[Saved entries]

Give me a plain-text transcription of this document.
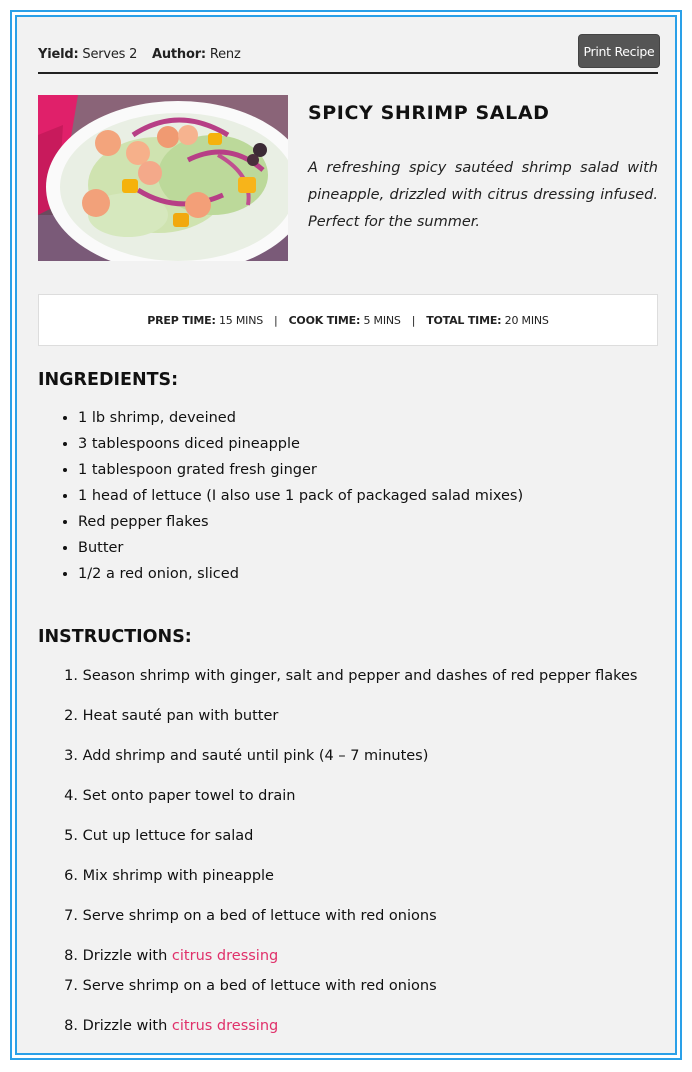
Yield: Serves 2 Author: Renz	Print Recipe
SPICY SHRIMP SALAD
A refreshing spicy sautéed shrimp salad with pineapple, drizzled with citrus dressing infused. Perfect for the summer.
PREP TIME: 15 MINS | COOK TIME: 5 MINS | TOTAL TIME: 20 MINS
INGREDIENTS:
• 1 lb shrimp, deveined
• 3 tablespoons diced pineapple
• 1 tablespoon grated fresh ginger
• 1 head of lettuce (I also use 1 pack of packaged salad mixes)
• Red pepper flakes
• Butter
• 1/2 a red onion, sliced
INSTRUCTIONS:
1. Season shrimp with ginger, salt and pepper and dashes of red pepper flakes
2. Heat sauté pan with butter
3. Add shrimp and sauté until pink (4 – 7 minutes)
4. Set onto paper towel to drain
5. Cut up lettuce for salad
6. Mix shrimp with pineapple
7. Serve shrimp on a bed of lettuce with red onions
8. Drizzle with citrus dressing
7. Serve shrimp on a bed of lettuce with red onions
8. Drizzle with citrus dressing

**To be done**.
Pick out the lines above that hold the string "flakes" and show them.

**Solution to the exercise**.
• Red pepper flakes
1. Season shrimp with ginger, salt and pepper and dashes of red pepper flakes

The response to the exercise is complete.